Begin Rows

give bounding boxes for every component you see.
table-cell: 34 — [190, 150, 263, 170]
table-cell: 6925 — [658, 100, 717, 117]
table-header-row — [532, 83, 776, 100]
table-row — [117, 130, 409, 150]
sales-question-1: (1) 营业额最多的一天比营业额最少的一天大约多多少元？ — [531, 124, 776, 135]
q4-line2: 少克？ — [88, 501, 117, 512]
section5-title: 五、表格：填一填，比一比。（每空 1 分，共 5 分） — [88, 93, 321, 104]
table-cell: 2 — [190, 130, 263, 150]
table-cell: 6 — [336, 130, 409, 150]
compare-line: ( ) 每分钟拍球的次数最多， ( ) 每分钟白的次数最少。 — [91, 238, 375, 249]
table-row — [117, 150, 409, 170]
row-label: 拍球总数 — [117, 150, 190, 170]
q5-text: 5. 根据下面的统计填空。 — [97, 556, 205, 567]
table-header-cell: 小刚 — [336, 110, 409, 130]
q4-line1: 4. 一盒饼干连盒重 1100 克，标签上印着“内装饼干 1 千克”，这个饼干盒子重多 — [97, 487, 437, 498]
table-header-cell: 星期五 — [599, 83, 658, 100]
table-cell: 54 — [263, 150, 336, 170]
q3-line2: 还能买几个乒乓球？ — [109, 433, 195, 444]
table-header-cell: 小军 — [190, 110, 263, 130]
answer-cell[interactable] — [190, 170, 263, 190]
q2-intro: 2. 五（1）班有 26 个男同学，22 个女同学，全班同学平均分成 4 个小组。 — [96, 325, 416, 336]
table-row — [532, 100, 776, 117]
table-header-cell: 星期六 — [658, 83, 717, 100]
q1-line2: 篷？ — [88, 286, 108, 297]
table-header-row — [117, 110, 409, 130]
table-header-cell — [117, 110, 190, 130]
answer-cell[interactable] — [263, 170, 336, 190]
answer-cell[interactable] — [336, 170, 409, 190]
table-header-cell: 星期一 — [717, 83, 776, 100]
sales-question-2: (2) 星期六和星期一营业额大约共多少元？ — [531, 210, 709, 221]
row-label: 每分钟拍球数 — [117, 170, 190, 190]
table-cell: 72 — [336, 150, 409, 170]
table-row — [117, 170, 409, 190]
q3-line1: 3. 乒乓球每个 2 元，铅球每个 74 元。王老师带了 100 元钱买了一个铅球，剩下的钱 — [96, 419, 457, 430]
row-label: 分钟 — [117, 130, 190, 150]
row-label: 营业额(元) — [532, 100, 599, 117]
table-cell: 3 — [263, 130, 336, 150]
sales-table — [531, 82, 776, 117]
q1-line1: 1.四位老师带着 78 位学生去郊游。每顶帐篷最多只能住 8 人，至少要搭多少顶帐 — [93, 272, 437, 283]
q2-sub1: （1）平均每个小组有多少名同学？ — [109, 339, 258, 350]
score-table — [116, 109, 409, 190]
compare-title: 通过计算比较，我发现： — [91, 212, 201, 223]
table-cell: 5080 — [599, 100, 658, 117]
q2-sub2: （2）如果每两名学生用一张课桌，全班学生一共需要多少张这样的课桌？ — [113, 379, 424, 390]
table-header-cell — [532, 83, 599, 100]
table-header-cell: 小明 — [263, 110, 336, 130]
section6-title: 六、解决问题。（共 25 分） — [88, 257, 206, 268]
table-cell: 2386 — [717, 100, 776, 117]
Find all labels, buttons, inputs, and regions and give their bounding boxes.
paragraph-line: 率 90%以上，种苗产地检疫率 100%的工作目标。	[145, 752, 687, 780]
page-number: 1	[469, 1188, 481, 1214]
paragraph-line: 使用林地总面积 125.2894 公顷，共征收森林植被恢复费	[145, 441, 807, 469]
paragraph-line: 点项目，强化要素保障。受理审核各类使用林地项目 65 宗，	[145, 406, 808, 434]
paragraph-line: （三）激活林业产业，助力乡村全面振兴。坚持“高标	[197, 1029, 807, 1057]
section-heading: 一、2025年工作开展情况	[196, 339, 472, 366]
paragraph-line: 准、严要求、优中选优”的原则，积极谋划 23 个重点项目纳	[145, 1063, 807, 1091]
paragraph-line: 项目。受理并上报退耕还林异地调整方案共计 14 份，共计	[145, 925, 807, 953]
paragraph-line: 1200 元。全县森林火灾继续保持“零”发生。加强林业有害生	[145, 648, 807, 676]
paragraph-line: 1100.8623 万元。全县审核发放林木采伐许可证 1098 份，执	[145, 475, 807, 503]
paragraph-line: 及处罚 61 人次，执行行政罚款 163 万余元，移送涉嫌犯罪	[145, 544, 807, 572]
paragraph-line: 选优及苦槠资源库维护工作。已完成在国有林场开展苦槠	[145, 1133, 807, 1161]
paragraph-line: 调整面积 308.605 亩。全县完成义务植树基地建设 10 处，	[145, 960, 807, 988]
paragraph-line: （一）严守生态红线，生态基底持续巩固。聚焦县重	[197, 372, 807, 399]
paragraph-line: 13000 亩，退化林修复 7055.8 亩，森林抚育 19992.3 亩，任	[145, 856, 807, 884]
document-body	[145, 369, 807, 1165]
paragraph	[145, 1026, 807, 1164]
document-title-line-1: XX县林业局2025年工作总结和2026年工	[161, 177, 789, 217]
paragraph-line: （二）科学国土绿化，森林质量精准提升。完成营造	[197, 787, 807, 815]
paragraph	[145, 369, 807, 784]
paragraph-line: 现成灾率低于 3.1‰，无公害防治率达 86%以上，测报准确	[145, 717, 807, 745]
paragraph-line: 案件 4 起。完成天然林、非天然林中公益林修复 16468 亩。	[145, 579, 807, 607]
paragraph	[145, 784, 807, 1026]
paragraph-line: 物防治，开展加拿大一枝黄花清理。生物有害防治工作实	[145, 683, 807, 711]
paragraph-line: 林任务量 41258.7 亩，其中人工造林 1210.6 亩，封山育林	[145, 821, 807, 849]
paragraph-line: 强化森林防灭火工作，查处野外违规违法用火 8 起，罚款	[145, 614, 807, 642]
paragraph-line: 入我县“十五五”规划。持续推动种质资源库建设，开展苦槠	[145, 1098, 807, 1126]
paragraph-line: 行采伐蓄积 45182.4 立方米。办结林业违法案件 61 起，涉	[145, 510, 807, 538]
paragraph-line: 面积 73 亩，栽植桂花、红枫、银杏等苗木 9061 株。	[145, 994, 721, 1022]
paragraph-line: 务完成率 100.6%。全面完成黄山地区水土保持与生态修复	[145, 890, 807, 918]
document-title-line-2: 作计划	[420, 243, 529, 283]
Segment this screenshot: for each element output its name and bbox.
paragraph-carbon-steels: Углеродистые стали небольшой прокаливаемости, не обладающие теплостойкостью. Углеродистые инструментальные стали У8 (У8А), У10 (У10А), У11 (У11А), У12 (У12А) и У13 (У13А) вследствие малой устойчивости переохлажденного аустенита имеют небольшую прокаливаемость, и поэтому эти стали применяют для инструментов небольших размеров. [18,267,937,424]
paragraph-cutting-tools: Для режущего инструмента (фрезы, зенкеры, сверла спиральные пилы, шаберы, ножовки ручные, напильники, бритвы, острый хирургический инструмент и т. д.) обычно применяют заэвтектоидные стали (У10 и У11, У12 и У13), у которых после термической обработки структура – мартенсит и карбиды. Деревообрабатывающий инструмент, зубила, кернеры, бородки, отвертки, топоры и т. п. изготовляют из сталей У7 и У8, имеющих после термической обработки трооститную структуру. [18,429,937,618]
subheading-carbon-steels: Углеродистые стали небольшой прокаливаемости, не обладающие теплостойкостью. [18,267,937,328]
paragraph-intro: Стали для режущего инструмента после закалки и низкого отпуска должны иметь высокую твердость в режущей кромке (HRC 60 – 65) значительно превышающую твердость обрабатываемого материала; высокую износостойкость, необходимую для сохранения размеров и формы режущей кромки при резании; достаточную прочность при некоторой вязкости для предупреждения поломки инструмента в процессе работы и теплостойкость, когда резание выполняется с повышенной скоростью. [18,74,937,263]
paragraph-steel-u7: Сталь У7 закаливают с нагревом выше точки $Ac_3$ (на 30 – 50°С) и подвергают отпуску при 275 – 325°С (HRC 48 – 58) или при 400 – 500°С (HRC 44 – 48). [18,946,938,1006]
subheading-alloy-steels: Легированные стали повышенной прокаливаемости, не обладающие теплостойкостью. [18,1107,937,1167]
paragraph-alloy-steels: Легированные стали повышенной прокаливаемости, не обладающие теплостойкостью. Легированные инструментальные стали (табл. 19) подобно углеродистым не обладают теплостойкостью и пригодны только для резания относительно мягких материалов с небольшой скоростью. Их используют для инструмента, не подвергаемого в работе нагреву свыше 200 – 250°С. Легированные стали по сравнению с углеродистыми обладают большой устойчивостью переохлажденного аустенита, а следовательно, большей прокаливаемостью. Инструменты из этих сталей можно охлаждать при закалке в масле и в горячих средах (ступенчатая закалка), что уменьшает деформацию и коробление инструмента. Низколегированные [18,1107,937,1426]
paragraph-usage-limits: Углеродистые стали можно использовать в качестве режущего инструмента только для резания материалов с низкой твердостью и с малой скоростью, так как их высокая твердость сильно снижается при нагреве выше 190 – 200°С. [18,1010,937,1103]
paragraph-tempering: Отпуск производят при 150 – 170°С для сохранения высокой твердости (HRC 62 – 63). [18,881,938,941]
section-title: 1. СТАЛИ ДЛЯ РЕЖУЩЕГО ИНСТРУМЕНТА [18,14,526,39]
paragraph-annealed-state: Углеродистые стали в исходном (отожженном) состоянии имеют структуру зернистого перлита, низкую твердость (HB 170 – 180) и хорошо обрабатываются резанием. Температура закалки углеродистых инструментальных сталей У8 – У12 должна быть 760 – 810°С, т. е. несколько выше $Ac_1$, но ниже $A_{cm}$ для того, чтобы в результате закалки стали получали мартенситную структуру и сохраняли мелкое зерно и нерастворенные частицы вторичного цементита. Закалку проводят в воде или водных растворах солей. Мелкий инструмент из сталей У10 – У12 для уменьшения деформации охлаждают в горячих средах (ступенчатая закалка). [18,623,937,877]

End Rows

:: Set task ::
Swap every "table-header-cell" for "column-header-cell" in everything from the first entry down to the line containing "answer-cell[interactable] — [336, 170, 409, 190]", and write out those lines with nothing else changed.

:: In response ::
give bounding boxes for every component you see.
table-cell: 34 — [190, 150, 263, 170]
table-cell: 6925 — [658, 100, 717, 117]
table-header-row — [532, 83, 776, 100]
table-row — [117, 130, 409, 150]
sales-question-1: (1) 营业额最多的一天比营业额最少的一天大约多多少元？ — [531, 124, 776, 135]
q4-line2: 少克？ — [88, 501, 117, 512]
section5-title: 五、表格：填一填，比一比。（每空 1 分，共 5 分） — [88, 93, 321, 104]
table-cell: 2 — [190, 130, 263, 150]
table-cell: 6 — [336, 130, 409, 150]
compare-line: ( ) 每分钟拍球的次数最多， ( ) 每分钟白的次数最少。 — [91, 238, 375, 249]
table-row — [117, 150, 409, 170]
row-label: 拍球总数 — [117, 150, 190, 170]
q5-text: 5. 根据下面的统计填空。 — [97, 556, 205, 567]
column-header-cell: 小刚 — [336, 110, 409, 130]
q4-line1: 4. 一盒饼干连盒重 1100 克，标签上印着“内装饼干 1 千克”，这个饼干盒子重多 — [97, 487, 437, 498]
column-header-cell: 星期五 — [599, 83, 658, 100]
table-cell: 54 — [263, 150, 336, 170]
q3-line2: 还能买几个乒乓球？ — [109, 433, 195, 444]
column-header-cell: 小军 — [190, 110, 263, 130]
answer-cell[interactable] — [190, 170, 263, 190]
q2-intro: 2. 五（1）班有 26 个男同学，22 个女同学，全班同学平均分成 4 个小组。 — [96, 325, 416, 336]
table-row — [532, 100, 776, 117]
column-header-cell: 星期六 — [658, 83, 717, 100]
q1-line2: 篷？ — [88, 286, 108, 297]
table-header-row — [117, 110, 409, 130]
column-header-cell — [117, 110, 190, 130]
answer-cell[interactable] — [263, 170, 336, 190]
answer-cell[interactable] — [336, 170, 409, 190]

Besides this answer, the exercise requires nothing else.